**DATA PROVIDED**
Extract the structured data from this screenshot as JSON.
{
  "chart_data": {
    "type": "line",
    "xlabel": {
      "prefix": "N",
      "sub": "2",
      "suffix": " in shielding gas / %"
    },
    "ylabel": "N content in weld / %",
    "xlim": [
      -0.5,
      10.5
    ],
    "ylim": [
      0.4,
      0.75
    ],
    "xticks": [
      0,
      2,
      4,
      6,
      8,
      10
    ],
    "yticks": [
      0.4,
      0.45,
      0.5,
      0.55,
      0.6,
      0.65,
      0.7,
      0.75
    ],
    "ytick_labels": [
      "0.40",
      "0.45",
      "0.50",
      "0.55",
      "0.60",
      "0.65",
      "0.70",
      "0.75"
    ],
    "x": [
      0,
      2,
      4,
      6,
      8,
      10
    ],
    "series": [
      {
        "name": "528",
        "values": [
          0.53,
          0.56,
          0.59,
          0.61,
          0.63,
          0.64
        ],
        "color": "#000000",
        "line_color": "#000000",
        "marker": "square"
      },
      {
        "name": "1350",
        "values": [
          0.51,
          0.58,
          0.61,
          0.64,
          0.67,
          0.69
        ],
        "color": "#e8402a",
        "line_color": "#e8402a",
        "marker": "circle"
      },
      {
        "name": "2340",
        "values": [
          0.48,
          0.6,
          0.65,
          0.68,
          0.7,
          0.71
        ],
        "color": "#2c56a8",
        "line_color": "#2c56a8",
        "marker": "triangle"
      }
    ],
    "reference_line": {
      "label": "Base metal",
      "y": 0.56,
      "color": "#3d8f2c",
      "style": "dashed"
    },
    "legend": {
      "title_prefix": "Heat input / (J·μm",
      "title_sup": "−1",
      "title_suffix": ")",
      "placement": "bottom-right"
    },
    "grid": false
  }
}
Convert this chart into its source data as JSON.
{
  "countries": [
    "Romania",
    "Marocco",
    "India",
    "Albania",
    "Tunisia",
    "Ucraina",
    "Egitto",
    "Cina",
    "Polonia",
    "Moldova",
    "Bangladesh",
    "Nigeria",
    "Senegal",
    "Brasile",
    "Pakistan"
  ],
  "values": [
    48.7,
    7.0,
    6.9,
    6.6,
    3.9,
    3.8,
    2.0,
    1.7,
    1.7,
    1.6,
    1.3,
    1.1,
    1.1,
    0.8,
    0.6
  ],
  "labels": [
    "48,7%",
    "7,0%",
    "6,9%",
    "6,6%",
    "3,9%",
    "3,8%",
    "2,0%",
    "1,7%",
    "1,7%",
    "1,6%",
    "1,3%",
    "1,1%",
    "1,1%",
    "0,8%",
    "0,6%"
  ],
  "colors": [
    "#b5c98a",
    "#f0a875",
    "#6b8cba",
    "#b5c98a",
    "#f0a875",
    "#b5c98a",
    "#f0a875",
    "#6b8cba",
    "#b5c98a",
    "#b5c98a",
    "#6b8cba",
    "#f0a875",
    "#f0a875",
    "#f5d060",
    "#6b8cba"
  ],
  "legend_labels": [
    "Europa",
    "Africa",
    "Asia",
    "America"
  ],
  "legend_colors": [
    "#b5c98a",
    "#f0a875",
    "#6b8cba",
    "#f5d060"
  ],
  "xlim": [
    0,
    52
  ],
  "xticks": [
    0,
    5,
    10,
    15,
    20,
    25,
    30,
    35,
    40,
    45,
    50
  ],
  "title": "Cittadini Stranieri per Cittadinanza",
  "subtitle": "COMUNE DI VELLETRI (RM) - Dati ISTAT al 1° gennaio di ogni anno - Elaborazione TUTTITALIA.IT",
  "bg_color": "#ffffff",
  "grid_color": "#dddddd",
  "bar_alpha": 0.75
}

**EXERCISE TASK**
Which lines hold the string "JSON"? Copy all of them from the data above.

**SOLUTION BELOW**
Extract the structured data from this screenshot as JSON.
Convert this chart into its source data as JSON.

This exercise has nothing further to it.